* [Problem requirements]
Each line containing the word "stříbrná" must be reported.

* [Extracted material]
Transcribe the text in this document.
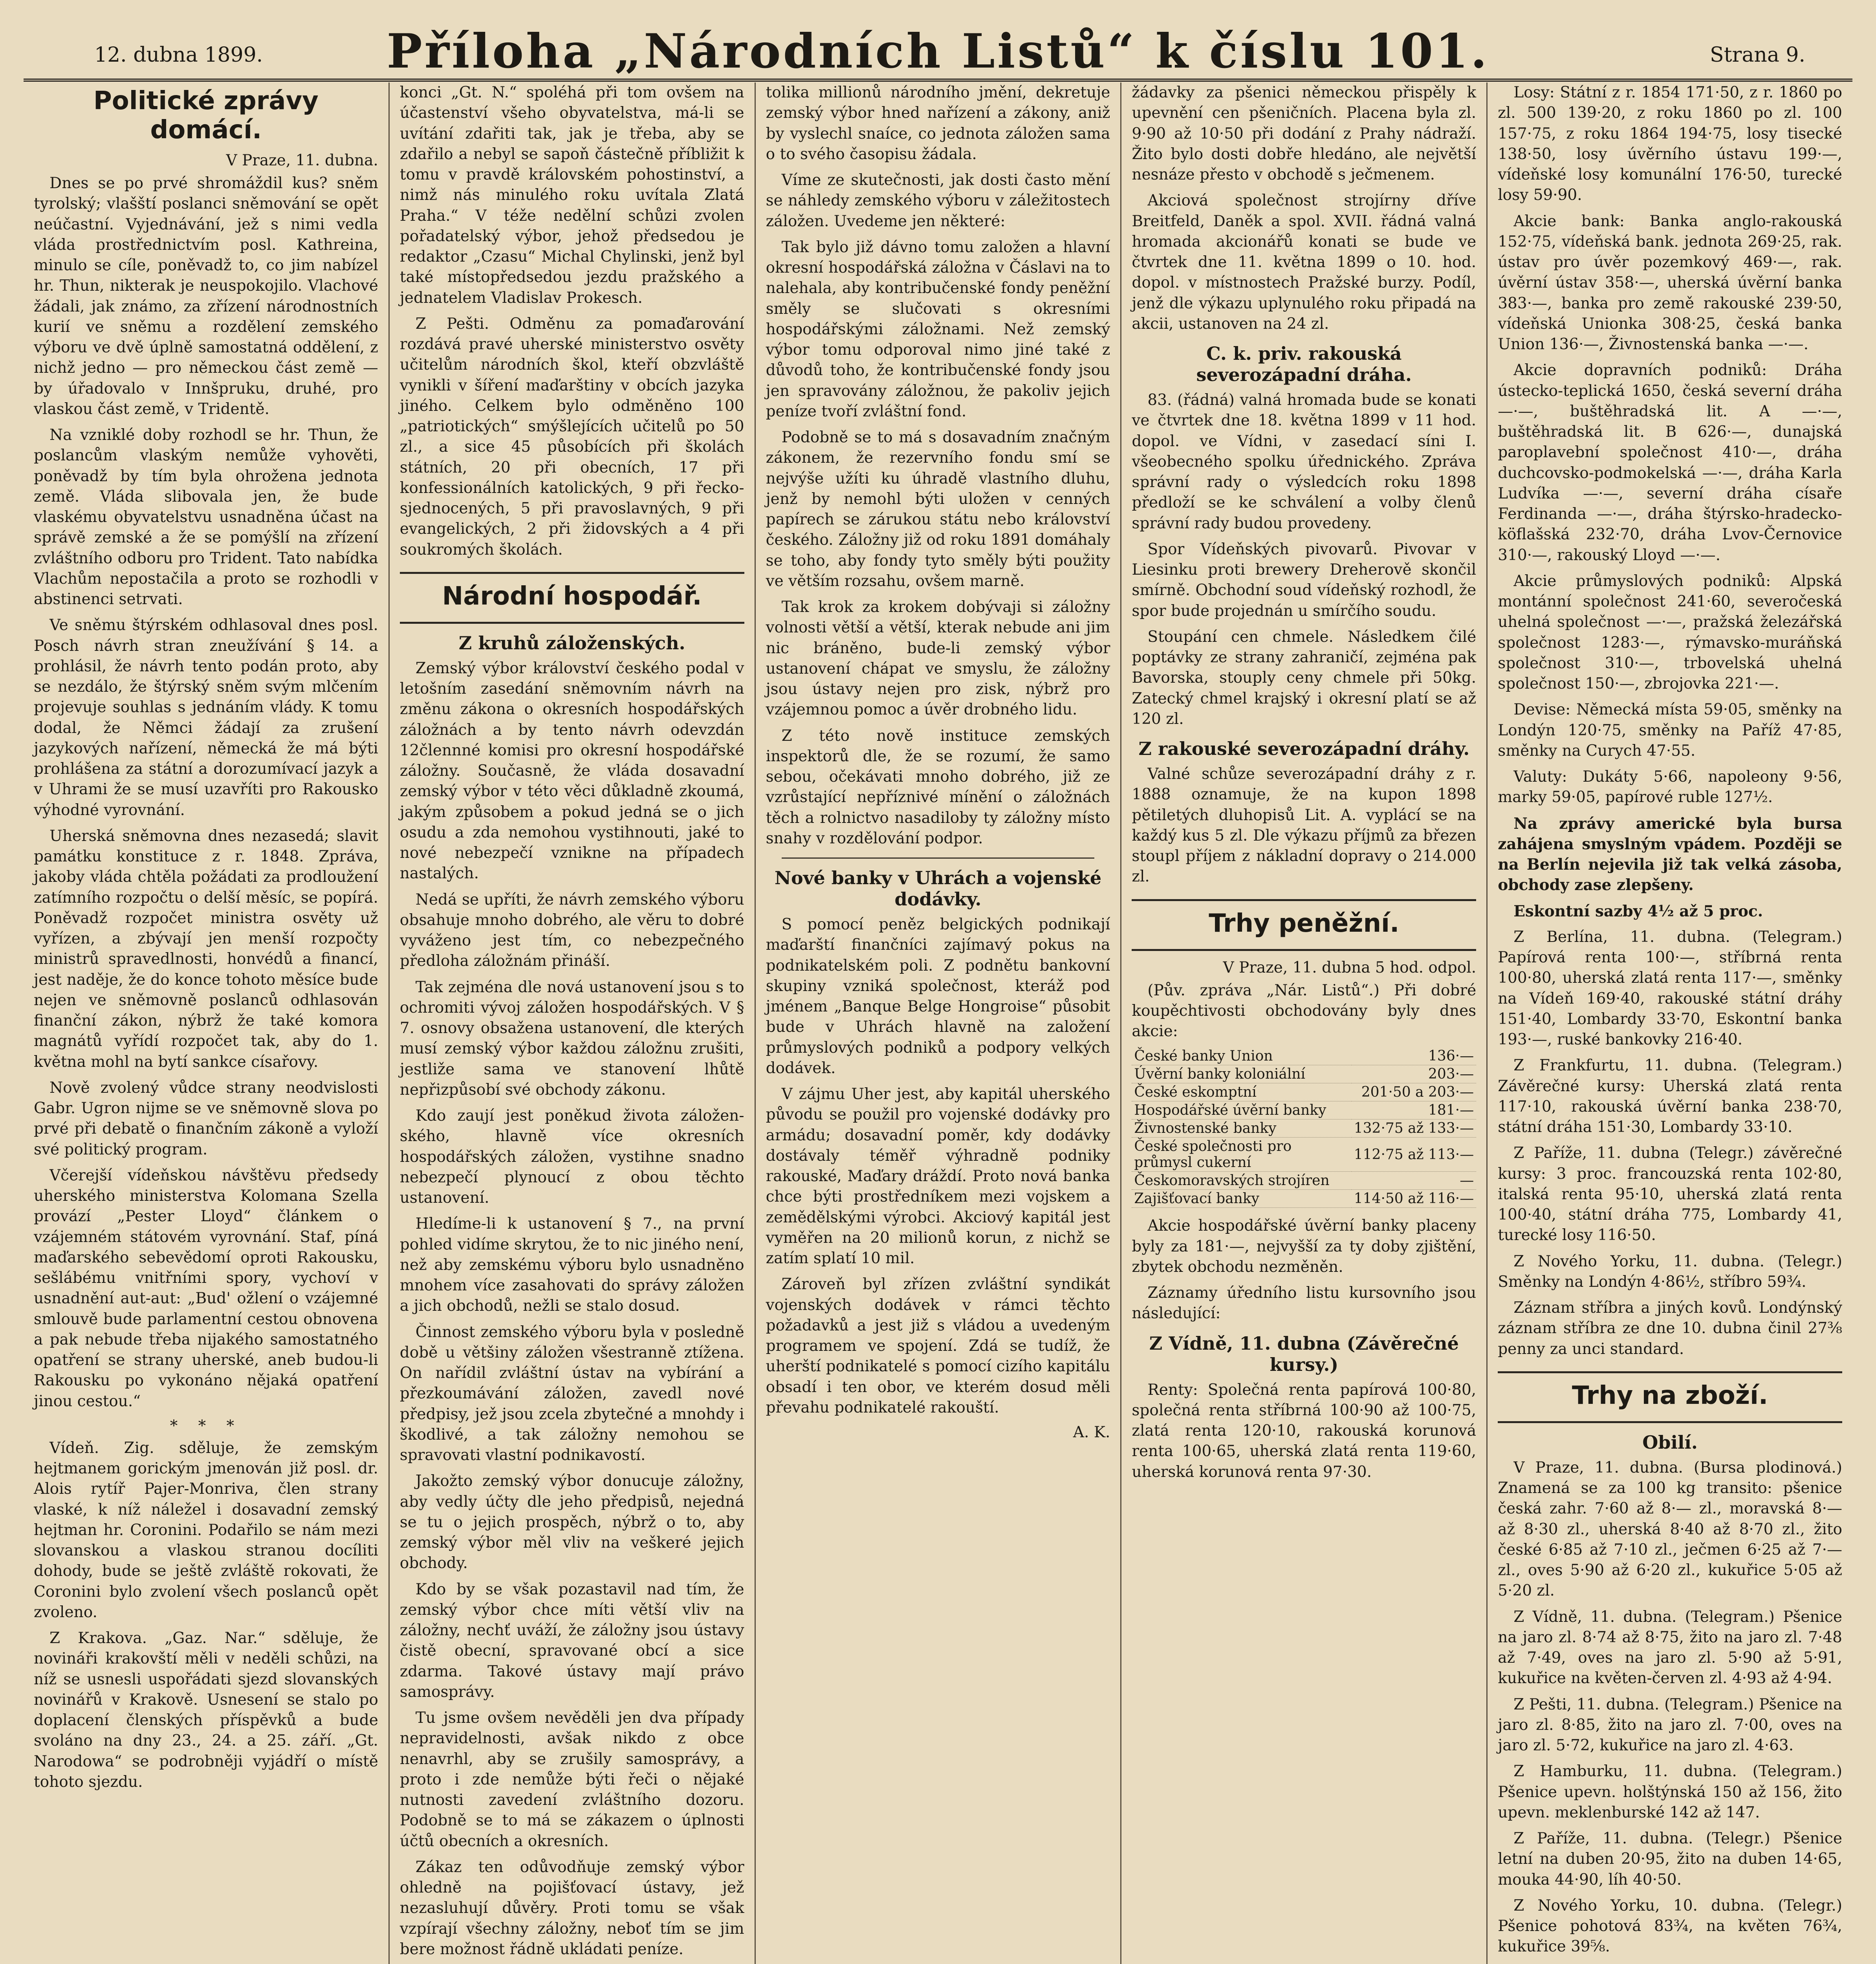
12. dubna 1899.	Příloha „Národních Listů“ k číslu 101.	Strana 9.
Politické zprávy domácí.
V Praze, 11. dubna.

Dnes se po prvé shromáždil kus? sněm tyrolský; vlašští poslanci sněmování se opět neúčastní. Vyjednávání, jež s nimi vedla vláda prostřednictvím posl. Kathreina, minulo se cíle, poněvadž to, co jim nabízel hr. Thun, nikterak je neuspokojilo. Vlachové žádali, jak známo, za zřízení národnostních kurií ve sněmu a rozdělení zemského výboru ve dvě úplně samostatná oddělení, z nichž jedno — pro německou část země — by úřadovalo v Innšpruku, druhé, pro vlaskou část země, v Tridentě.

Na vzniklé doby rozhodl se hr. Thun, že poslancům vlaským nemůže vyhověti, poněvadž by tím byla ohrožena jednota země. Vláda slibovala jen, že bude vlaskému obyvatelstvu usnadněna účast na správě zemské a že se pomýšlí na zřízení zvláštního odboru pro Trident. Tato nabídka Vlachům nepostačila a proto se rozhodli v abstinenci setrvati.

Ve sněmu štýrském odhlasoval dnes posl. Posch návrh stran zneužívání § 14. a prohlásil, že návrh tento podán proto, aby se nezdálo, že štýrský sněm svým mlčením projevuje souhlas s jednáním vlády. K tomu dodal, že Němci žádají za zrušení jazykových nařízení, německá že má býti prohlášena za státní a dorozumívací jazyk a v Uhrami že se musí uzavříti pro Rakousko výhodné vyrovnání.

Uherská sněmovna dnes nezasedá; slavit památku konstituce z r. 1848. Zpráva, jakoby vláda chtěla požádati za prodloužení zatímního rozpočtu o delší měsíc, se popírá. Poněvadž rozpočet ministra osvěty už vyřízen, a zbývají jen menší rozpočty ministrů spravedlnosti, honvédů a financí, jest naděje, že do konce tohoto měsíce bude nejen ve sněmovně poslanců odhlasován finanční zákon, nýbrž že také komora magnátů vyřídí rozpočet tak, aby do 1. května mohl na bytí sankce císařovy.

Nově zvolený vůdce strany neodvislosti Gabr. Ugron nijme se ve sněmovně slova po prvé při debatě o finančním zákoně a vyloží své politický program.

Včerejší vídeňskou návštěvu předsedy uherského ministerstva Kolomana Szella provází „Pester Lloyd“ článkem o vzájemném státovém vyrovnání. Staf, píná maďarského sebevědomí oproti Rakousku, sešlábému vnitřními spory, vychoví v usnadnění aut-aut: „Bud' ožlení o vzájemné smlouvě bude parlamentní cestou obnovena a pak nebude třeba nijakého samostatného opatření se strany uherské, aneb budou-li Rakousku po vykonáno nějaká opatření jinou cestou.“

* * *

Vídeň. Zig. sděluje, že zemským hejtmanem gorickým jmenován již posl. dr. Alois rytíř Pajer-Monriva, člen strany vlaské, k níž náležel i dosavadní zemský hejtman hr. Coronini. Podařilo se nám mezi slovanskou a vlaskou stranou docíliti dohody, bude se ještě zvláště rokovati, že Coronini bylo zvolení všech poslanců opět zvoleno.

Z Krakova. „Gaz. Nar.“ sděluje, že novináři krakovští měli v neděli schůzi, na níž se usnesli uspořádati sjezd slovanských novinářů v Krakově. Usnesení se stalo po doplacení členských příspěvků a bude svoláno na dny 23., 24. a 25. září. „Gt. Narodowa“ se podrobněji vyjádří o místě tohoto sjezdu.

konci „Gt. N.“ spoléhá při tom ovšem na účastenství všeho obyvatelstva, má-li se uvítání zdařiti tak, jak je třeba, aby se zdařilo a nebyl se sapoň částečně příbližit k tomu v pravdě královském pohostinství, a nimž nás minulého roku uvítala Zlatá Praha.“ V téže nedělní schůzi zvolen pořadatelský výbor, jehož předsedou je redaktor „Czasu“ Michal Chylinski, jenž byl také místopředsedou jezdu pražského a jednatelem Vladislav Prokesch.

Z Pešti. Odměnu za pomaďarování rozdává pravé uherské ministerstvo osvěty učitelům národních škol, kteří obzvláště vynikli v šíření maďarštiny v obcích jazyka jiného. Celkem bylo odměněno 100 „patriotických“ smýšlejících učitelů po 50 zl., a sice 45 působících při školách státních, 20 při obecních, 17 při konfessionálních katolických, 9 při řecko-sjednocených, 5 při pravoslavných, 9 při evangelických, 2 při židovských a 4 při soukromých školách.

Národní hospodář.
Z kruhů záloženských.

Zemský výbor království českého podal v letošním zasedání sněmovním návrh na změnu zákona o okresních hospodářských záložnách a by tento návrh odevzdán 12člennné komisi pro okresní hospodářské záložny. Současně, že vláda dosavadní zemský výbor v této věci důkladně zkoumá, jakým způsobem a pokud jedná se o jich osudu a zda nemohou vystihnouti, jaké to nové nebezpečí vznikne na případech nastalých.

Nedá se upříti, že návrh zemského výboru obsahuje mnoho dobrého, ale věru to dobré vyváženo jest tím, co nebezpečného předloha záložnám přináší.

Tak zejména dle nová ustanovení jsou s to ochromiti vývoj záložen hospodářských. V § 7. osnovy obsažena ustanovení, dle kterých musí zemský výbor každou záložnu zrušiti, jestliže sama ve stanovení lhůtě nepřizpůsobí své obchody zákonu.

Kdo zaují jest poněkud života záloženského, hlavně více okresních hospodářských záložen, vystihne snadno nebezpečí plynoucí z obou těchto ustanovení.

Hledíme-li k ustanovení § 7., na první pohled vidíme skrytou, že to nic jiného není, než aby zemskému výboru bylo usnadněno mnohem více zasahovati do správy záložen a jich obchodů, nežli se stalo dosud.

Činnost zemského výboru byla v posledně době u většiny záložen všestranně ztížena. On nařídil zvláštní ústav na vybírání a přezkoumávání záložen, zavedl nové předpisy, jež jsou zcela zbytečné a mnohdy i škodlivé, a tak záložny nemohou se spravovati vlastní podnikavostí.

Jakožto zemský výbor donucuje záložny, aby vedly účty dle jeho předpisů, nejedná se tu o jejich prospěch, nýbrž o to, aby zemský výbor měl vliv na veškeré jejich obchody.

Kdo by se však pozastavil nad tím, že zemský výbor chce míti větší vliv na záložny, nechť uváží, že záložny jsou ústavy čistě obecní, spravované obcí a sice zdarma. Takové ústavy mají právo samosprávy.

Tu jsme ovšem nevěděli jen dva případy nepravidelnosti, avšak nikdo z obce nenavrhl, aby se zrušily samosprávy, a proto i zde nemůže býti řeči o nějaké nutnosti zavedení zvláštního dozoru. Podobně se to má se zákazem o úplnosti účtů obecních a okresních.

Zákaz ten odůvodňuje zemský výbor ohledně na pojišťovací ústavy, jež nezasluhují důvěry. Proti tomu se však vzpírají všechny záložny, neboť tím se jim bere možnost řádně ukládati peníze.

tolika millionů národního jmění, dekretuje zemský výbor hned nařízení a zákony, aniž by vyslechl snaíce, co jednota záložen sama o to svého časopisu žádala.

Víme ze skutečnosti, jak dosti často mění se náhledy zemského výboru v záležitostech záložen. Uvedeme jen některé:

Tak bylo již dávno tomu založen a hlavní okresní hospodářská záložna v Čáslavi na to nalehala, aby kontribučenské fondy peněžní směly se slučovati s okresními hospodářskými záložnami. Než zemský výbor tomu odporoval nimo jiné také z důvodů toho, že kontribučenské fondy jsou jen spravovány záložnou, že pakoliv jejich peníze tvoří zvláštní fond.

Podobně se to má s dosavadním značným zákonem, že rezervního fondu smí se nejvýše užíti ku úhradě vlastního dluhu, jenž by nemohl býti uložen v cenných papírech se zárukou státu nebo království českého. Záložny již od roku 1891 domáhaly se toho, aby fondy tyto směly býti použity ve větším rozsahu, ovšem marně.

Tak krok za krokem dobývaji si záložny volnosti větší a větší, kterak nebude ani jim nic bráněno, bude-li zemský výbor ustanovení chápat ve smyslu, že záložny jsou ústavy nejen pro zisk, nýbrž pro vzájemnou pomoc a úvěr drobného lidu.

Z této nově instituce zemských inspektorů dle, že se rozumí, že samo sebou, očekávati mnoho dobrého, již ze vzrůstající nepříznivé mínění o záložnách těch a rolnictvo nasadiloby ty záložny místo snahy v rozdělování podpor.

Nové banky v Uhrách a vojenské dodávky.

S pomocí peněz belgických podnikají maďarští finančníci zajímavý pokus na podnikatelském poli. Z podnětu bankovní skupiny vzniká společnost, kteráž pod jménem „Banque Belge Hongroise“ působit bude v Uhrách hlavně na založení průmyslových podniků a podpory velkých dodávek.

V zájmu Uher jest, aby kapitál uherského původu se použil pro vojenské dodávky pro armádu; dosavadní poměr, kdy dodávky dostávaly téměř výhradně podniky rakouské, Maďary dráždí. Proto nová banka chce býti prostředníkem mezi vojskem a zemědělskými výrobci. Akciový kapitál jest vyměřen na 20 milionů korun, z nichž se zatím splatí 10 mil.

Zároveň byl zřízen zvláštní syndikát vojenských dodávek v rámci těchto požadavků a jest již s vládou a uvedeným programem ve spojení. Zdá se tudíž, že uherští podnikatelé s pomocí cizího kapitálu obsadí i ten obor, ve kterém dosud měli převahu podnikatelé rakouští.

A. K.

žádavky za pšenici německou přispěly k upevnění cen pšeničních. Placena byla zl. 9·90 až 10·50 při dodání z Prahy nádraží. Žito bylo dosti dobře hledáno, ale největší nesnáze přesto v obchodě s ječmenem.

Akciová společnost strojírny dříve Breitfeld, Daněk a spol. XVII. řádná valná hromada akcionářů konati se bude ve čtvrtek dne 11. května 1899 o 10. hod. dopol. v místnostech Pražské burzy. Podíl, jenž dle výkazu uplynulého roku připadá na akcii, ustanoven na 24 zl.

C. k. priv. rakouská severozápadní dráha.

83. (řádná) valná hromada bude se konati ve čtvrtek dne 18. května 1899 v 11 hod. dopol. ve Vídni, v zasedací síni I. všeobecného spolku úřednického. Zpráva správní rady o výsledcích roku 1898 předloží se ke schválení a volby členů správní rady budou provedeny.

Spor Vídeňských pivovarů. Pivovar v Liesinku proti brewery Dreherově skončil smírně. Obchodní soud vídeňský rozhodl, že spor bude projednán u smírčího soudu.

Stoupání cen chmele. Následkem čilé poptávky ze strany zahraničí, zejména pak Bavorska, stouply ceny chmele při 50kg. Zatecký chmel krajský i okresní platí se až 120 zl.

Z rakouské severozápadní dráhy.

Valné schůze severozápadní dráhy z r. 1888 oznamuje, že na kupon 1898 pětiletých dluhopisů Lit. A. vyplácí se na každý kus 5 zl. Dle výkazu příjmů za březen stoupl příjem z nákladní dopravy o 214.000 zl.

Trhy peněžní.
V Praze, 11. dubna 5 hod. odpol.

(Pův. zpráva „Nár. Listů“.) Při dobré koupěchtivosti obchodovány byly dnes akcie:

České banky Union	136·—
Úvěrní banky koloniální	203·—
České eskomptní	201·50 a 203·—
Hospodářské úvěrní banky	181·—
Živnostenské banky	132·75 až 133·—
České společnosti pro průmysl cukerní	112·75 až 113·—
Českomoravských strojíren	—
Zajišťovací banky	114·50 až 116·—

Akcie hospodářské úvěrní banky placeny byly za 181·—, nejvyšší za ty doby zjištění, zbytek obchodu nezměněn.

Záznamy úředního listu kursovního jsou následující:

Z Vídně, 11. dubna (Závěrečné kursy.)

Renty: Společná renta papírová 100·80, společná renta stříbrná 100·90 až 100·75, zlatá renta 120·10, rakouská korunová renta 100·65, uherská zlatá renta 119·60, uherská korunová renta 97·30.

Losy: Státní z r. 1854 171·50, z r. 1860 po zl. 500 139·20, z roku 1860 po zl. 100 157·75, z roku 1864 194·75, losy tisecké 138·50, losy úvěrního ústavu 199·—, vídeňské losy komunální 176·50, turecké losy 59·90.

Akcie bank: Banka anglo-rakouská 152·75, vídeňská bank. jednota 269·25, rak. ústav pro úvěr pozemkový 469·—, rak. úvěrní ústav 358·—, uherská úvěrní banka 383·—, banka pro země rakouské 239·50, vídeňská Unionka 308·25, česká banka Union 136·—, Živnostenská banka —·—.

Akcie dopravních podniků: Dráha ústecko-teplická 1650, česká severní dráha —·—, buštěhradská lit. A —·—, buštěhradská lit. B 626·—, dunajská paroplavební společnost 410·—, dráha duchcovsko-podmokelská —·—, dráha Karla Ludvíka —·—, severní dráha císaře Ferdinanda —·—, dráha štýrsko-hradecko-köflašská 232·70, dráha Lvov-Černovice 310·—, rakouský Lloyd —·—.

Akcie průmyslových podniků: Alpská montánní společnost 241·60, severočeská uhelná společnost —·—, pražská železářská společnost 1283·—, rýmavsko-muráňská společnost 310·—, trbovelská uhelná společnost 150·—, zbrojovka 221·—.

Devise: Německá místa 59·05, směnky na Londýn 120·75, směnky na Paříž 47·85, směnky na Curych 47·55.

Valuty: Dukáty 5·66, napoleony 9·56, marky 59·05, papírové ruble 127½.

Na zprávy americké byla bursa zahájena smyslným vpádem. Později se na Berlín nejevila již tak velká zásoba, obchody zase zlepšeny.

Eskontní sazby 4½ až 5 proc.

Z Berlína, 11. dubna. (Telegram.) Papírová renta 100·—, stříbrná renta 100·80, uherská zlatá renta 117·—, směnky na Vídeň 169·40, rakouské státní dráhy 151·40, Lombardy 33·70, Eskontní banka 193·—, ruské bankovky 216·40.

Z Frankfurtu, 11. dubna. (Telegram.) Závěrečné kursy: Uherská zlatá renta 117·10, rakouská úvěrní banka 238·70, státní dráha 151·30, Lombardy 33·10.

Z Paříže, 11. dubna (Telegr.) závěrečné kursy: 3 proc. francouzská renta 102·80, italská renta 95·10, uherská zlatá renta 100·40, státní dráha 775, Lombardy 41, turecké losy 116·50.

Z Nového Yorku, 11. dubna. (Telegr.) Směnky na Londýn 4·86½, stříbro 59¾.

Záznam stříbra a jiných kovů. Londýnský záznam stříbra ze dne 10. dubna činil 27⅜ penny za unci standard.

Trhy na zboží.
Obilí.

V Praze, 11. dubna. (Bursa plodinová.) Znamená se za 100 kg transito: pšenice česká zahr. 7·60 až 8·— zl., moravská 8·— až 8·30 zl., uherská 8·40 až 8·70 zl., žito české 6·85 až 7·10 zl., ječmen 6·25 až 7·— zl., oves 5·90 až 6·20 zl., kukuřice 5·05 až 5·20 zl.

Z Vídně, 11. dubna. (Telegram.) Pšenice na jaro zl. 8·74 až 8·75, žito na jaro zl. 7·48 až 7·49, oves na jaro zl. 5·90 až 5·91, kukuřice na květen-červen zl. 4·93 až 4·94.

Z Pešti, 11. dubna. (Telegram.) Pšenice na jaro zl. 8·85, žito na jaro zl. 7·00, oves na jaro zl. 5·72, kukuřice na jaro zl. 4·63.

Z Hamburku, 11. dubna. (Telegram.) Pšenice upevn. holštýnská 150 až 156, žito upevn. meklenburské 142 až 147.

Z Paříže, 11. dubna. (Telegr.) Pšenice letní na duben 20·95, žito na duben 14·65, mouka 44·90, líh 40·50.

Z Nového Yorku, 10. dubna. (Telegr.) Pšenice pohotová 83¾, na květen 76¾, kukuřice 39⅝.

* [Final result]
Renty: Společná renta papírová 100·80, společná renta stříbrná 100·90 až 100·75, zlatá renta 120·10, rakouská korunová renta 100·65, uherská zlatá renta 119·60, uherská korunová renta 97·30.
Z Berlína, 11. dubna. (Telegram.) Papírová renta 100·—, stříbrná renta 100·80, uherská zlatá renta 117·—, směnky na Vídeň 169·40, rakouské státní dráhy 151·40, Lombardy 33·70, Eskontní banka 193·—, ruské bankovky 216·40.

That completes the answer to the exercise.